## DATA FOR THIS TASK
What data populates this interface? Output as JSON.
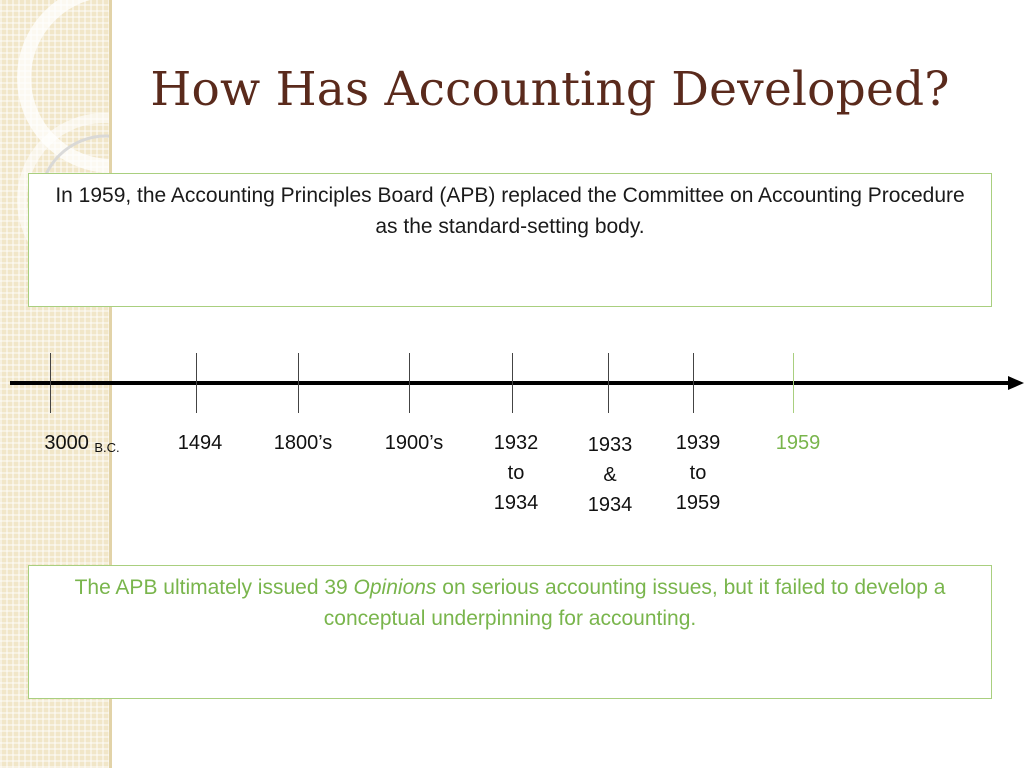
{
  "slide": {
    "title": "How Has Accounting Developed?",
    "colors": {
      "title": "#5a2a1c",
      "accent_green": "#79b54c",
      "box_border": "#a9cf7f",
      "side_strip": "#f1e6c8"
    }
  },
  "top_box": {
    "text": "In 1959, the Accounting Principles Board (APB) replaced the Committee on Accounting Procedure as the standard-setting body."
  },
  "timeline": {
    "labels": [
      {
        "main": "3000",
        "sub": "B.C."
      },
      {
        "main": "1494"
      },
      {
        "main": "1800’s"
      },
      {
        "main": "1900’s"
      },
      {
        "line1": "1932",
        "line2": "to",
        "line3": "1934"
      },
      {
        "line1": "1933",
        "line2": "&",
        "line3": "1934"
      },
      {
        "line1": "1939",
        "line2": "to",
        "line3": "1959"
      },
      {
        "main": "1959"
      }
    ]
  },
  "bottom_box": {
    "text_before": "The APB ultimately issued 39 ",
    "text_italic": "Opinions",
    "text_after": " on serious accounting issues, but it failed to develop a conceptual underpinning for accounting."
  }
}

## WRITTEN TASK
Repeat each entry exactly as given; no pictures belong in the copy.

## RESPONSE TO THIS TASK
What data populates this interface? Output as JSON.
{
  "slide": {
    "title": "How Has Accounting Developed?",
    "colors": {
      "title": "#5a2a1c",
      "accent_green": "#79b54c",
      "box_border": "#a9cf7f",
      "side_strip": "#f1e6c8"
    }
  },
  "top_box": {
    "text": "In 1959, the Accounting Principles Board (APB) replaced the Committee on Accounting Procedure as the standard-setting body."
  },
  "timeline": {
    "labels": [
      {
        "main": "3000",
        "sub": "B.C."
      },
      {
        "main": "1494"
      },
      {
        "main": "1800’s"
      },
      {
        "main": "1900’s"
      },
      {
        "line1": "1932",
        "line2": "to",
        "line3": "1934"
      },
      {
        "line1": "1933",
        "line2": "&",
        "line3": "1934"
      },
      {
        "line1": "1939",
        "line2": "to",
        "line3": "1959"
      },
      {
        "main": "1959"
      }
    ]
  },
  "bottom_box": {
    "text_before": "The APB ultimately issued 39 ",
    "text_italic": "Opinions",
    "text_after": " on serious accounting issues, but it failed to develop a conceptual underpinning for accounting."
  }
}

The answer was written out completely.